DATA PROVIDED:
......

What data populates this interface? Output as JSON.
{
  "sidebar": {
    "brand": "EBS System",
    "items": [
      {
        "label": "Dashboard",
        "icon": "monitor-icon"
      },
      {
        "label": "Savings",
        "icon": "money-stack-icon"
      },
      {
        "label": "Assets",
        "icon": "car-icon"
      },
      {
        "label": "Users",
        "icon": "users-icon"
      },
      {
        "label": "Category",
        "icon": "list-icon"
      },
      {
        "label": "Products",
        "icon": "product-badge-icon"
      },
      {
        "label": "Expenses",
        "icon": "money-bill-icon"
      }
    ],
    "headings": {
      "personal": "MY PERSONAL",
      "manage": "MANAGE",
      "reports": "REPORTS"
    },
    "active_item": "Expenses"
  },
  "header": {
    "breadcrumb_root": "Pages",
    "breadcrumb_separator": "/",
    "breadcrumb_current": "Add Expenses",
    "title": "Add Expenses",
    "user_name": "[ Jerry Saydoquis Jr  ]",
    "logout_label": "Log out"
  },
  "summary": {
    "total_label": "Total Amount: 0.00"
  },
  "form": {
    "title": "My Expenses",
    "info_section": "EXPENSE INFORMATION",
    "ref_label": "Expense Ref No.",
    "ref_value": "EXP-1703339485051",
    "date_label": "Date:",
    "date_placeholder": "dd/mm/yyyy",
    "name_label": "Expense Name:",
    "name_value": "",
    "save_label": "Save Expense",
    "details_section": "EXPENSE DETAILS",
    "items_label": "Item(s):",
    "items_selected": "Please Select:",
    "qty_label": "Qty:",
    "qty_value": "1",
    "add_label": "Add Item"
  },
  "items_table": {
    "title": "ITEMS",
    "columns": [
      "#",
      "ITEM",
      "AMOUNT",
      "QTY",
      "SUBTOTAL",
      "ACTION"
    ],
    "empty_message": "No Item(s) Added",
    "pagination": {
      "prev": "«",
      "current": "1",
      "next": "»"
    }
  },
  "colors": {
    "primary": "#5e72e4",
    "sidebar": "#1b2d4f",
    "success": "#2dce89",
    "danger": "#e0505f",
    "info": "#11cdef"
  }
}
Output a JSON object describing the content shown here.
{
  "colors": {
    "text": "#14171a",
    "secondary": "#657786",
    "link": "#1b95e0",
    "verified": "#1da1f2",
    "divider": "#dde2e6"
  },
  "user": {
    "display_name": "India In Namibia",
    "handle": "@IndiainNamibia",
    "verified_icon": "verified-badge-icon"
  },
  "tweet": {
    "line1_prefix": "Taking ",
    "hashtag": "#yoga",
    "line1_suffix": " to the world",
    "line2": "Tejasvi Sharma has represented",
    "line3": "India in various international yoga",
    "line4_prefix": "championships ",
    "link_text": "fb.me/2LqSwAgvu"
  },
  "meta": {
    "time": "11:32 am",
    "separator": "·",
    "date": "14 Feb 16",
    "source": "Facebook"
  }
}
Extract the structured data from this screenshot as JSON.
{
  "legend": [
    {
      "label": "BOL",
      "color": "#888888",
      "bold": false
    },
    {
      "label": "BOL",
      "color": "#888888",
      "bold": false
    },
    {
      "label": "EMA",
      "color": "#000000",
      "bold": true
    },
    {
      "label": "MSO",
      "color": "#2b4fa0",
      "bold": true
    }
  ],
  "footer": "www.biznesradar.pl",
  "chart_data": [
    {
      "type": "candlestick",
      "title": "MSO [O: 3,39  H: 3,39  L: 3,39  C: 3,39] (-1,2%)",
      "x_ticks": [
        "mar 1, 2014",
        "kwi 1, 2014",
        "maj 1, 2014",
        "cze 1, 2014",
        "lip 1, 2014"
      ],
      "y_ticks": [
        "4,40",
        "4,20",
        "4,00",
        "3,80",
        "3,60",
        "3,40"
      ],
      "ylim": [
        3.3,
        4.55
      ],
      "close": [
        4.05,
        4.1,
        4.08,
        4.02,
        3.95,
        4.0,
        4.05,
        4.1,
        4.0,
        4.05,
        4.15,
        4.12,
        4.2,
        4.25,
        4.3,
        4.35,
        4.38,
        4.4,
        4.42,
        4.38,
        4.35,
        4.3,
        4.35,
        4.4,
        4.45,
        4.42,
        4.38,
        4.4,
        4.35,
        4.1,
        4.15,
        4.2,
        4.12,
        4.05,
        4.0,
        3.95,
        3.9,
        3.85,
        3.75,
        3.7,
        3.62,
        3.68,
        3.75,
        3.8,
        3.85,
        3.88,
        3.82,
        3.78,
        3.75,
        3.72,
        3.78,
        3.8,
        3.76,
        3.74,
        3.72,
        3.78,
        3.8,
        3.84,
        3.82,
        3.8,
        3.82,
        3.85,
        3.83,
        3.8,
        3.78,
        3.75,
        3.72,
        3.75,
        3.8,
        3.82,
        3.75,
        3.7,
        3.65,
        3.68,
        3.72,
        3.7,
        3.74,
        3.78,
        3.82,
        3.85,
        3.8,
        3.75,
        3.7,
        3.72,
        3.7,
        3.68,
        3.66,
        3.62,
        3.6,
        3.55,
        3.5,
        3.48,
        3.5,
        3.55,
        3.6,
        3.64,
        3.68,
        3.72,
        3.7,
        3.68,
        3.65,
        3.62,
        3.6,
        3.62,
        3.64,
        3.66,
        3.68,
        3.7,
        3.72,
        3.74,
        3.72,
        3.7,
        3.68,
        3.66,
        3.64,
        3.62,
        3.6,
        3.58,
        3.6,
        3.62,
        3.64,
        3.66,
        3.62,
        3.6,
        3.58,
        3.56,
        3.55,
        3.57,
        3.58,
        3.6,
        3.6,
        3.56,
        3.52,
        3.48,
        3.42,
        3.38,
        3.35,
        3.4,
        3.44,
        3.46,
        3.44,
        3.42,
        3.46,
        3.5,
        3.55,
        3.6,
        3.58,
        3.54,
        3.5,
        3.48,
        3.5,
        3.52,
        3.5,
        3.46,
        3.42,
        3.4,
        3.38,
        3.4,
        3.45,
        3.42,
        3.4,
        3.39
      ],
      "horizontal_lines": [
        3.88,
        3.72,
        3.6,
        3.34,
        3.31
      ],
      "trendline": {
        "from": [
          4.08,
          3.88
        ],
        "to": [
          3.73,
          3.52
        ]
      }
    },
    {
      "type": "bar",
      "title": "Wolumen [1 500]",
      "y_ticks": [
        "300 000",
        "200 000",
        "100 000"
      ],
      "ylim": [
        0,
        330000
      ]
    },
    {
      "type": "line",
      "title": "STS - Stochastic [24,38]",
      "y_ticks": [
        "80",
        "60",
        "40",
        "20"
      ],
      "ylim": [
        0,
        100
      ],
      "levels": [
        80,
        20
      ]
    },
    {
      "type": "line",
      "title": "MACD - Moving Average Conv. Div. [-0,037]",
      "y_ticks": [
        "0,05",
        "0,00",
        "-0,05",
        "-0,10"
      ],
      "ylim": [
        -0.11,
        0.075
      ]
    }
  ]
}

......

DO THIS: Copy out all of the records above with nothing altered.

FINISHED TASK:
What data populates this interface? Output as JSON.
{
  "sidebar": {
    "brand": "EBS System",
    "items": [
      {
        "label": "Dashboard",
        "icon": "monitor-icon"
      },
      {
        "label": "Savings",
        "icon": "money-stack-icon"
      },
      {
        "label": "Assets",
        "icon": "car-icon"
      },
      {
        "label": "Users",
        "icon": "users-icon"
      },
      {
        "label": "Category",
        "icon": "list-icon"
      },
      {
        "label": "Products",
        "icon": "product-badge-icon"
      },
      {
        "label": "Expenses",
        "icon": "money-bill-icon"
      }
    ],
    "headings": {
      "personal": "MY PERSONAL",
      "manage": "MANAGE",
      "reports": "REPORTS"
    },
    "active_item": "Expenses"
  },
  "header": {
    "breadcrumb_root": "Pages",
    "breadcrumb_separator": "/",
    "breadcrumb_current": "Add Expenses",
    "title": "Add Expenses",
    "user_name": "[ Jerry Saydoquis Jr  ]",
    "logout_label": "Log out"
  },
  "summary": {
    "total_label": "Total Amount: 0.00"
  },
  "form": {
    "title": "My Expenses",
    "info_section": "EXPENSE INFORMATION",
    "ref_label": "Expense Ref No.",
    "ref_value": "EXP-1703339485051",
    "date_label": "Date:",
    "date_placeholder": "dd/mm/yyyy",
    "name_label": "Expense Name:",
    "name_value": "",
    "save_label": "Save Expense",
    "details_section": "EXPENSE DETAILS",
    "items_label": "Item(s):",
    "items_selected": "Please Select:",
    "qty_label": "Qty:",
    "qty_value": "1",
    "add_label": "Add Item"
  },
  "items_table": {
    "title": "ITEMS",
    "columns": [
      "#",
      "ITEM",
      "AMOUNT",
      "QTY",
      "SUBTOTAL",
      "ACTION"
    ],
    "empty_message": "No Item(s) Added",
    "pagination": {
      "prev": "«",
      "current": "1",
      "next": "»"
    }
  },
  "colors": {
    "primary": "#5e72e4",
    "sidebar": "#1b2d4f",
    "success": "#2dce89",
    "danger": "#e0505f",
    "info": "#11cdef"
  }
}
Output a JSON object describing the content shown here.
{
  "colors": {
    "text": "#14171a",
    "secondary": "#657786",
    "link": "#1b95e0",
    "verified": "#1da1f2",
    "divider": "#dde2e6"
  },
  "user": {
    "display_name": "India In Namibia",
    "handle": "@IndiainNamibia",
    "verified_icon": "verified-badge-icon"
  },
  "tweet": {
    "line1_prefix": "Taking ",
    "hashtag": "#yoga",
    "line1_suffix": " to the world",
    "line2": "Tejasvi Sharma has represented",
    "line3": "India in various international yoga",
    "line4_prefix": "championships ",
    "link_text": "fb.me/2LqSwAgvu"
  },
  "meta": {
    "time": "11:32 am",
    "separator": "·",
    "date": "14 Feb 16",
    "source": "Facebook"
  }
}
Extract the structured data from this screenshot as JSON.
{
  "legend": [
    {
      "label": "BOL",
      "color": "#888888",
      "bold": false
    },
    {
      "label": "BOL",
      "color": "#888888",
      "bold": false
    },
    {
      "label": "EMA",
      "color": "#000000",
      "bold": true
    },
    {
      "label": "MSO",
      "color": "#2b4fa0",
      "bold": true
    }
  ],
  "footer": "www.biznesradar.pl",
  "chart_data": [
    {
      "type": "candlestick",
      "title": "MSO [O: 3,39  H: 3,39  L: 3,39  C: 3,39] (-1,2%)",
      "x_ticks": [
        "mar 1, 2014",
        "kwi 1, 2014",
        "maj 1, 2014",
        "cze 1, 2014",
        "lip 1, 2014"
      ],
      "y_ticks": [
        "4,40",
        "4,20",
        "4,00",
        "3,80",
        "3,60",
        "3,40"
      ],
      "ylim": [
        3.3,
        4.55
      ],
      "close": [
        4.05,
        4.1,
        4.08,
        4.02,
        3.95,
        4.0,
        4.05,
        4.1,
        4.0,
        4.05,
        4.15,
        4.12,
        4.2,
        4.25,
        4.3,
        4.35,
        4.38,
        4.4,
        4.42,
        4.38,
        4.35,
        4.3,
        4.35,
        4.4,
        4.45,
        4.42,
        4.38,
        4.4,
        4.35,
        4.1,
        4.15,
        4.2,
        4.12,
        4.05,
        4.0,
        3.95,
        3.9,
        3.85,
        3.75,
        3.7,
        3.62,
        3.68,
        3.75,
        3.8,
        3.85,
        3.88,
        3.82,
        3.78,
        3.75,
        3.72,
        3.78,
        3.8,
        3.76,
        3.74,
        3.72,
        3.78,
        3.8,
        3.84,
        3.82,
        3.8,
        3.82,
        3.85,
        3.83,
        3.8,
        3.78,
        3.75,
        3.72,
        3.75,
        3.8,
        3.82,
        3.75,
        3.7,
        3.65,
        3.68,
        3.72,
        3.7,
        3.74,
        3.78,
        3.82,
        3.85,
        3.8,
        3.75,
        3.7,
        3.72,
        3.7,
        3.68,
        3.66,
        3.62,
        3.6,
        3.55,
        3.5,
        3.48,
        3.5,
        3.55,
        3.6,
        3.64,
        3.68,
        3.72,
        3.7,
        3.68,
        3.65,
        3.62,
        3.6,
        3.62,
        3.64,
        3.66,
        3.68,
        3.7,
        3.72,
        3.74,
        3.72,
        3.7,
        3.68,
        3.66,
        3.64,
        3.62,
        3.6,
        3.58,
        3.6,
        3.62,
        3.64,
        3.66,
        3.62,
        3.6,
        3.58,
        3.56,
        3.55,
        3.57,
        3.58,
        3.6,
        3.6,
        3.56,
        3.52,
        3.48,
        3.42,
        3.38,
        3.35,
        3.4,
        3.44,
        3.46,
        3.44,
        3.42,
        3.46,
        3.5,
        3.55,
        3.6,
        3.58,
        3.54,
        3.5,
        3.48,
        3.5,
        3.52,
        3.5,
        3.46,
        3.42,
        3.4,
        3.38,
        3.4,
        3.45,
        3.42,
        3.4,
        3.39
      ],
      "horizontal_lines": [
        3.88,
        3.72,
        3.6,
        3.34,
        3.31
      ],
      "trendline": {
        "from": [
          4.08,
          3.88
        ],
        "to": [
          3.73,
          3.52
        ]
      }
    },
    {
      "type": "bar",
      "title": "Wolumen [1 500]",
      "y_ticks": [
        "300 000",
        "200 000",
        "100 000"
      ],
      "ylim": [
        0,
        330000
      ]
    },
    {
      "type": "line",
      "title": "STS - Stochastic [24,38]",
      "y_ticks": [
        "80",
        "60",
        "40",
        "20"
      ],
      "ylim": [
        0,
        100
      ],
      "levels": [
        80,
        20
      ]
    },
    {
      "type": "line",
      "title": "MACD - Moving Average Conv. Div. [-0,037]",
      "y_ticks": [
        "0,05",
        "0,00",
        "-0,05",
        "-0,10"
      ],
      "ylim": [
        -0.11,
        0.075
      ]
    }
  ]
}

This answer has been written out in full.